*Material for this exercise:*

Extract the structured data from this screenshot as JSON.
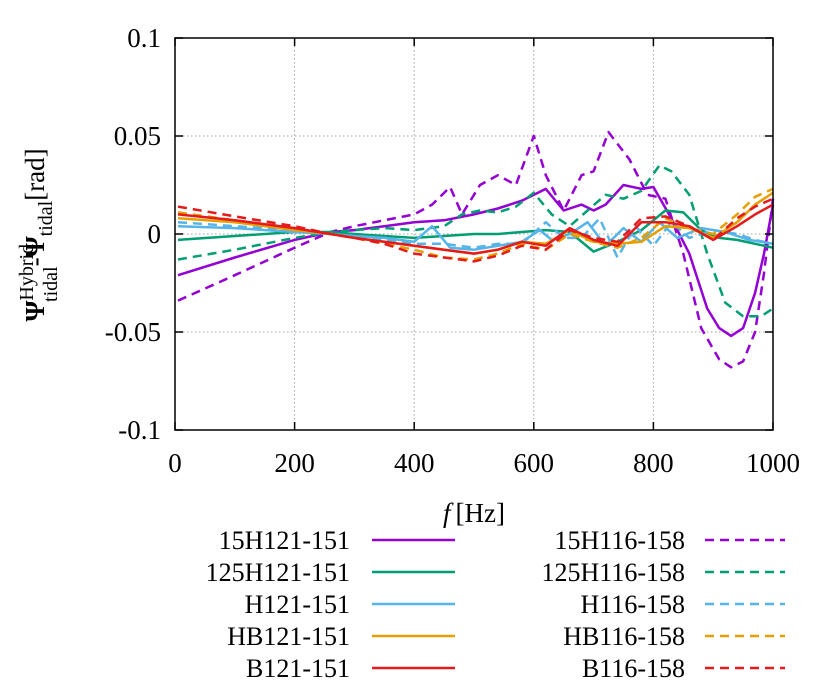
{
  "chart_data": {
    "type": "line",
    "xlabel": {
      "symbol": "f",
      "unit": "[Hz]"
    },
    "ylabel": {
      "psi_main": "Ψ",
      "sub1": "tidal",
      "sup1": "Hybrid",
      "dash": "-",
      "psi_second": "Ψ",
      "sub2": "tidal",
      "unit": "[rad]"
    },
    "xlim": [
      0,
      1000
    ],
    "ylim": [
      -0.1,
      0.1
    ],
    "x_ticks": [
      "0",
      "200",
      "400",
      "600",
      "800",
      "1000"
    ],
    "y_ticks": [
      "0.1",
      "0.05",
      "0",
      "-0.05",
      "-0.1"
    ],
    "grid": true,
    "legend_placement": "below",
    "series": [
      {
        "name": "15H121-151",
        "color": "#9400d3",
        "dash": "solid",
        "points": [
          [
            5,
            -0.021
          ],
          [
            100,
            -0.012
          ],
          [
            200,
            -0.003
          ],
          [
            260,
            0.001
          ],
          [
            300,
            0.002
          ],
          [
            350,
            0.004
          ],
          [
            400,
            0.006
          ],
          [
            450,
            0.007
          ],
          [
            500,
            0.01
          ],
          [
            540,
            0.013
          ],
          [
            580,
            0.017
          ],
          [
            620,
            0.023
          ],
          [
            650,
            0.012
          ],
          [
            680,
            0.015
          ],
          [
            700,
            0.012
          ],
          [
            720,
            0.015
          ],
          [
            750,
            0.025
          ],
          [
            780,
            0.023
          ],
          [
            800,
            0.024
          ],
          [
            830,
            0.008
          ],
          [
            860,
            -0.01
          ],
          [
            890,
            -0.038
          ],
          [
            910,
            -0.048
          ],
          [
            930,
            -0.052
          ],
          [
            950,
            -0.048
          ],
          [
            970,
            -0.03
          ],
          [
            985,
            -0.01
          ],
          [
            1000,
            0.015
          ]
        ]
      },
      {
        "name": "15H116-158",
        "color": "#9400d3",
        "dash": "dashed",
        "points": [
          [
            5,
            -0.034
          ],
          [
            100,
            -0.021
          ],
          [
            200,
            -0.007
          ],
          [
            260,
            0.001
          ],
          [
            300,
            0.004
          ],
          [
            350,
            0.007
          ],
          [
            400,
            0.01
          ],
          [
            430,
            0.015
          ],
          [
            460,
            0.024
          ],
          [
            480,
            0.01
          ],
          [
            510,
            0.025
          ],
          [
            540,
            0.03
          ],
          [
            570,
            0.025
          ],
          [
            600,
            0.05
          ],
          [
            620,
            0.03
          ],
          [
            650,
            0.012
          ],
          [
            680,
            0.03
          ],
          [
            700,
            0.032
          ],
          [
            725,
            0.052
          ],
          [
            760,
            0.038
          ],
          [
            790,
            0.02
          ],
          [
            820,
            0.018
          ],
          [
            850,
            -0.01
          ],
          [
            880,
            -0.048
          ],
          [
            910,
            -0.064
          ],
          [
            930,
            -0.068
          ],
          [
            950,
            -0.065
          ],
          [
            970,
            -0.05
          ],
          [
            985,
            -0.02
          ],
          [
            1000,
            0.018
          ]
        ]
      },
      {
        "name": "125H121-151",
        "color": "#009e73",
        "dash": "solid",
        "points": [
          [
            5,
            -0.003
          ],
          [
            100,
            -0.001
          ],
          [
            200,
            0.001
          ],
          [
            260,
            0.001
          ],
          [
            300,
            0
          ],
          [
            350,
            -0.001
          ],
          [
            400,
            -0.002
          ],
          [
            450,
            -0.001
          ],
          [
            500,
            0
          ],
          [
            540,
            0
          ],
          [
            580,
            0.001
          ],
          [
            620,
            0.002
          ],
          [
            660,
            0.001
          ],
          [
            700,
            -0.009
          ],
          [
            740,
            -0.004
          ],
          [
            780,
            0.002
          ],
          [
            820,
            0.012
          ],
          [
            850,
            0.011
          ],
          [
            880,
            0.002
          ],
          [
            910,
            -0.002
          ],
          [
            940,
            -0.003
          ],
          [
            970,
            -0.005
          ],
          [
            1000,
            -0.007
          ]
        ]
      },
      {
        "name": "125H116-158",
        "color": "#009e73",
        "dash": "dashed",
        "points": [
          [
            5,
            -0.013
          ],
          [
            100,
            -0.008
          ],
          [
            200,
            -0.002
          ],
          [
            260,
            0.001
          ],
          [
            300,
            0.002
          ],
          [
            350,
            0.003
          ],
          [
            400,
            0.002
          ],
          [
            450,
            0.004
          ],
          [
            480,
            0.01
          ],
          [
            510,
            0.012
          ],
          [
            540,
            0.011
          ],
          [
            570,
            0.014
          ],
          [
            600,
            0.021
          ],
          [
            630,
            0.01
          ],
          [
            660,
            0.004
          ],
          [
            690,
            0.012
          ],
          [
            720,
            0.02
          ],
          [
            750,
            0.018
          ],
          [
            780,
            0.022
          ],
          [
            810,
            0.035
          ],
          [
            830,
            0.032
          ],
          [
            860,
            0.02
          ],
          [
            890,
            -0.01
          ],
          [
            920,
            -0.035
          ],
          [
            950,
            -0.042
          ],
          [
            980,
            -0.042
          ],
          [
            1000,
            -0.038
          ]
        ]
      },
      {
        "name": "H121-151",
        "color": "#56b4e9",
        "dash": "solid",
        "points": [
          [
            5,
            0.004
          ],
          [
            100,
            0.003
          ],
          [
            200,
            0.001
          ],
          [
            260,
            0
          ],
          [
            300,
            -0.001
          ],
          [
            350,
            -0.002
          ],
          [
            400,
            -0.004
          ],
          [
            430,
            0.004
          ],
          [
            460,
            -0.007
          ],
          [
            500,
            -0.008
          ],
          [
            540,
            -0.006
          ],
          [
            580,
            -0.004
          ],
          [
            610,
            0.002
          ],
          [
            630,
            -0.003
          ],
          [
            660,
            0
          ],
          [
            690,
            0.006
          ],
          [
            720,
            -0.006
          ],
          [
            750,
            0.003
          ],
          [
            780,
            -0.004
          ],
          [
            810,
            0.006
          ],
          [
            840,
            -0.002
          ],
          [
            880,
            0.003
          ],
          [
            920,
            0.001
          ],
          [
            960,
            -0.003
          ],
          [
            1000,
            -0.005
          ]
        ]
      },
      {
        "name": "H116-158",
        "color": "#56b4e9",
        "dash": "dashed",
        "points": [
          [
            5,
            0.006
          ],
          [
            100,
            0.004
          ],
          [
            200,
            0.002
          ],
          [
            260,
            0
          ],
          [
            300,
            -0.001
          ],
          [
            350,
            -0.003
          ],
          [
            400,
            -0.005
          ],
          [
            450,
            -0.005
          ],
          [
            500,
            -0.007
          ],
          [
            540,
            -0.005
          ],
          [
            580,
            -0.005
          ],
          [
            620,
            0.006
          ],
          [
            650,
            -0.002
          ],
          [
            680,
            -0.002
          ],
          [
            710,
            0.008
          ],
          [
            740,
            -0.012
          ],
          [
            770,
            0.004
          ],
          [
            800,
            -0.006
          ],
          [
            830,
            0.006
          ],
          [
            860,
            -0.002
          ],
          [
            900,
            0.002
          ],
          [
            940,
            0
          ],
          [
            970,
            -0.003
          ],
          [
            1000,
            -0.005
          ]
        ]
      },
      {
        "name": "HB121-151",
        "color": "#e69f00",
        "dash": "solid",
        "points": [
          [
            5,
            0.008
          ],
          [
            100,
            0.006
          ],
          [
            200,
            0.002
          ],
          [
            260,
            0
          ],
          [
            300,
            -0.002
          ],
          [
            350,
            -0.004
          ],
          [
            400,
            -0.006
          ],
          [
            450,
            -0.008
          ],
          [
            500,
            -0.01
          ],
          [
            540,
            -0.008
          ],
          [
            580,
            -0.004
          ],
          [
            620,
            -0.005
          ],
          [
            660,
            0.002
          ],
          [
            700,
            -0.004
          ],
          [
            740,
            -0.005
          ],
          [
            780,
            -0.004
          ],
          [
            820,
            0.004
          ],
          [
            860,
            0.003
          ],
          [
            900,
            -0.002
          ],
          [
            940,
            0.006
          ],
          [
            970,
            0.015
          ],
          [
            1000,
            0.021
          ]
        ]
      },
      {
        "name": "HB116-158",
        "color": "#e69f00",
        "dash": "dashed",
        "points": [
          [
            5,
            0.011
          ],
          [
            100,
            0.007
          ],
          [
            200,
            0.003
          ],
          [
            260,
            0
          ],
          [
            300,
            -0.002
          ],
          [
            350,
            -0.005
          ],
          [
            400,
            -0.008
          ],
          [
            450,
            -0.012
          ],
          [
            500,
            -0.013
          ],
          [
            540,
            -0.01
          ],
          [
            580,
            -0.005
          ],
          [
            620,
            -0.008
          ],
          [
            660,
            0
          ],
          [
            700,
            -0.004
          ],
          [
            740,
            -0.007
          ],
          [
            780,
            -0.002
          ],
          [
            820,
            0.008
          ],
          [
            860,
            0.003
          ],
          [
            900,
            0
          ],
          [
            940,
            0.01
          ],
          [
            970,
            0.019
          ],
          [
            1000,
            0.023
          ]
        ]
      },
      {
        "name": "B121-151",
        "color": "#e41a1c",
        "dash": "solid",
        "points": [
          [
            5,
            0.01
          ],
          [
            100,
            0.007
          ],
          [
            200,
            0.003
          ],
          [
            260,
            0
          ],
          [
            300,
            -0.002
          ],
          [
            350,
            -0.004
          ],
          [
            400,
            -0.006
          ],
          [
            450,
            -0.008
          ],
          [
            500,
            -0.01
          ],
          [
            540,
            -0.008
          ],
          [
            580,
            -0.004
          ],
          [
            620,
            -0.006
          ],
          [
            660,
            0.003
          ],
          [
            700,
            -0.003
          ],
          [
            740,
            -0.006
          ],
          [
            780,
            0.006
          ],
          [
            820,
            0.006
          ],
          [
            860,
            0.004
          ],
          [
            900,
            -0.003
          ],
          [
            940,
            0.004
          ],
          [
            970,
            0.01
          ],
          [
            1000,
            0.015
          ]
        ]
      },
      {
        "name": "B116-158",
        "color": "#e41a1c",
        "dash": "dashed",
        "points": [
          [
            5,
            0.014
          ],
          [
            100,
            0.009
          ],
          [
            200,
            0.004
          ],
          [
            260,
            0
          ],
          [
            300,
            -0.002
          ],
          [
            350,
            -0.005
          ],
          [
            400,
            -0.01
          ],
          [
            450,
            -0.012
          ],
          [
            500,
            -0.014
          ],
          [
            540,
            -0.011
          ],
          [
            580,
            -0.006
          ],
          [
            620,
            -0.008
          ],
          [
            660,
            0.002
          ],
          [
            700,
            -0.002
          ],
          [
            740,
            -0.004
          ],
          [
            780,
            0.008
          ],
          [
            820,
            0.009
          ],
          [
            860,
            0.004
          ],
          [
            900,
            -0.003
          ],
          [
            940,
            0.008
          ],
          [
            970,
            0.014
          ],
          [
            1000,
            0.018
          ]
        ]
      }
    ]
  }
}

*Instruction:*
Pull out every line above that holds the word "name".

*The response:*
        "name": "15H121-151",
        "name": "15H116-158",
        "name": "125H121-151",
        "name": "125H116-158",
        "name": "H121-151",
        "name": "H116-158",
        "name": "HB121-151",
        "name": "HB116-158",
        "name": "B121-151",
        "name": "B116-158",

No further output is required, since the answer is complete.